Bando del Demanio per immobili lungo le ciclovie: 48 beni da assegnare

Bando del Demanio per immobili lungo le ciclovie 48 beni da assegnare
Il nuovo bando del Demanio per immobili lungo le ciclovie, la seconda gara del progetto Valore Paese-Cammini e percorsi riguarda 48 immobili, tra ville, castelli e masserie da riqualificare

Al via il nuovo bando del Demanio, il secondo che fa parte del progetto Valore Paese-Cammini e Percorsi che riguarda immobili che saranno ceduti in concessione per un periodo fino ad un massimo di 50 anni per progetti in ambito turistico-ricettivo.

Si tratta di 48 immobili pubblici da assegnare in affitto a chi proporrà un valido programma di investimento e riqualificazione per recuperare castelli, ville, masserie ed edifici rurali distribuiti sui percorsi ciclopedonali e sui tracciati storico-religiosi italiani.

L’iniziativa è sostenuta dai ministeri dei Beni Culturali e dei Trasporti, che, in una nota, sottolinea che “l’obiettivo di promuovere il turismo lento attraverso la rigenerazione di immobili inutilizzati, inseriti in suggestivi contesti paesaggistici e naturali, grazie ad investimenti capaci di trasformarli in nuovi contenitori di attività e servizi per i viaggiatori”.

Dati di analisi del layout dei documenti:
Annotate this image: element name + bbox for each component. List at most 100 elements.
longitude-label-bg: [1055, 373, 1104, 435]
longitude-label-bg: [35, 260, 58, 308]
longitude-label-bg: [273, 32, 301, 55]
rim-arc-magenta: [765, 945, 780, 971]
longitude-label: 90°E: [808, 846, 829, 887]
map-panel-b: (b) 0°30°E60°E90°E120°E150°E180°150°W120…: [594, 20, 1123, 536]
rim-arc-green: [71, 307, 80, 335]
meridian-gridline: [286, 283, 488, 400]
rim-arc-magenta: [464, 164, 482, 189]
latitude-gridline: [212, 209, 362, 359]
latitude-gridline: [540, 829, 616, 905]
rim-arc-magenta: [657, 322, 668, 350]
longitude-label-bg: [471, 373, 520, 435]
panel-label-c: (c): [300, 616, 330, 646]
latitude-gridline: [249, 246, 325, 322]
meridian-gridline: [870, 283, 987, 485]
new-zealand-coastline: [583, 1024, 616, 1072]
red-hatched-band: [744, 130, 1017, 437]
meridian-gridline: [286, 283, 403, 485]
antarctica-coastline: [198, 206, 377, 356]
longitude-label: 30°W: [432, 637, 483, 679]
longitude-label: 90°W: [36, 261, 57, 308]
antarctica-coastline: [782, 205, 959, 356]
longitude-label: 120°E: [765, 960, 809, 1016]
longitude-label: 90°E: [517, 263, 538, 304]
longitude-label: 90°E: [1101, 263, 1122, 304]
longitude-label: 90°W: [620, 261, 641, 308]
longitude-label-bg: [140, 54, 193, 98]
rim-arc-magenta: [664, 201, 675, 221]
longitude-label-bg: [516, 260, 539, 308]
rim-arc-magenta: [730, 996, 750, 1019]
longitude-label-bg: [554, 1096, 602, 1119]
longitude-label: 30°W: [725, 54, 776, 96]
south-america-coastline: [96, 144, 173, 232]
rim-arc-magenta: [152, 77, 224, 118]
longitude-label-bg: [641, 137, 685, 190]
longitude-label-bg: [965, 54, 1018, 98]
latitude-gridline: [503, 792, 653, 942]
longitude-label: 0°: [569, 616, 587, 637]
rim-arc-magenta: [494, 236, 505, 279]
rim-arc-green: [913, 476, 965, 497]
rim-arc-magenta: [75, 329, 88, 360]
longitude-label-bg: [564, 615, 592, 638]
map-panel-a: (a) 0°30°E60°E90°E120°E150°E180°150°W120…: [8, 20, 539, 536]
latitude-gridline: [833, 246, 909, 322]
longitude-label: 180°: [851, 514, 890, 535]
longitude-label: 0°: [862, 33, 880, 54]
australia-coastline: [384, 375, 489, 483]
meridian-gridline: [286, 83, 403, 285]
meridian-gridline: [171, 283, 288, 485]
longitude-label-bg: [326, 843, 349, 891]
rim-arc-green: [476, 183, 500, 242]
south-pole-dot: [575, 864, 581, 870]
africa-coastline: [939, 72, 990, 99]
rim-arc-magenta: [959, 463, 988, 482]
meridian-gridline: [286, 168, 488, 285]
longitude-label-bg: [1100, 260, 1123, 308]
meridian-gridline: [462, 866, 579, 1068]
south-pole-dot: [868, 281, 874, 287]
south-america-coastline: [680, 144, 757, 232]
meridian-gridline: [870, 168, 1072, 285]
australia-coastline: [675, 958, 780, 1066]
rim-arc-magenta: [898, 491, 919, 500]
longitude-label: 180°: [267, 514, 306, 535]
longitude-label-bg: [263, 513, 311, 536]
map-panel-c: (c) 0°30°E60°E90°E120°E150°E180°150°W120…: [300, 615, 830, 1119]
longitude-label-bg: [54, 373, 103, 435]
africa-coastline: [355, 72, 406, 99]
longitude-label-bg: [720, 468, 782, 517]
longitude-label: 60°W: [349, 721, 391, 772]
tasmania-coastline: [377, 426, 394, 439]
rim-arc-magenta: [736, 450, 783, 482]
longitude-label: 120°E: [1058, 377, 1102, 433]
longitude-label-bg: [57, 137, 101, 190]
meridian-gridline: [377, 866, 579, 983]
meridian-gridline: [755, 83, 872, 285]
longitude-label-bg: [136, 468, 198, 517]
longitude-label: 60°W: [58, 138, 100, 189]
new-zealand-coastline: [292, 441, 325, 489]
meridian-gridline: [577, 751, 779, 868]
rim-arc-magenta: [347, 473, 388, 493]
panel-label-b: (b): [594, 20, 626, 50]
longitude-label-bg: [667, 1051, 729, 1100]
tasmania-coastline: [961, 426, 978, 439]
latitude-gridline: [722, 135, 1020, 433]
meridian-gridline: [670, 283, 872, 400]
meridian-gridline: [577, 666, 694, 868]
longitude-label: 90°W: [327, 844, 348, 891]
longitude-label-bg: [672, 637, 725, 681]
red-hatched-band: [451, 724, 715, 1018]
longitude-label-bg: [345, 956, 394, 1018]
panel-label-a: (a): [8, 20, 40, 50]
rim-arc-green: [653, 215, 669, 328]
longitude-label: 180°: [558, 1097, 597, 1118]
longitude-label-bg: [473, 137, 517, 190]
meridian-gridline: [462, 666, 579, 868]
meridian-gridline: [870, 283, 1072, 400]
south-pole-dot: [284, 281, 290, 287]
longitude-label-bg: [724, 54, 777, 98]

* **ESPLORA IL MATERIALE**:
(1) Estrai dal brano sul bando del Demanio il passo che va da "Bando del Demanio per immobili lungo le ciclovie 48" a "in ambito turistico-ricettivo.".
(2) Rispondi a queste domande basandoti sul brano sul bando del Demanio:
(a) Per quanti anni al massimo possono essere concessi gli immobili?
(b) Quanti immobili pubblici riguarda il bando?
(c) Quali ministeri sostengono l'iniziativa?
(3) Elenca tutti i tipi di immobili che, secondo il brano sul bando del Demanio, si vogliono recuperare lungo i percorsi ciclopedonali e i tracciati storico-religiosi.

* **RISPOSTE SCRITTE**:
(1)
Bando del Demanio per immobili lungo le ciclovie 48 beni da assegnare
Il nuovo bando del Demanio per immobili lungo le ciclovie, la seconda gara del progetto Valore Paese-Cammini e percorsi riguarda 48 immobili, tra ville, castelli e masserie da riqualificare

Al via il nuovo bando del Demanio, il secondo che fa parte del progetto Valore Paese-Cammini e Percorsi che riguarda immobili che saranno ceduti in concessione per un periodo fino ad un massimo di 50 anni per progetti in ambito turistico-ricettivo.

(2)
(a) Fino a un massimo di 50 anni.
(b) 48 immobili.
(c) I ministeri dei Beni Culturali e dei Trasporti.

(3) castelli, ville, masserie, edifici rurali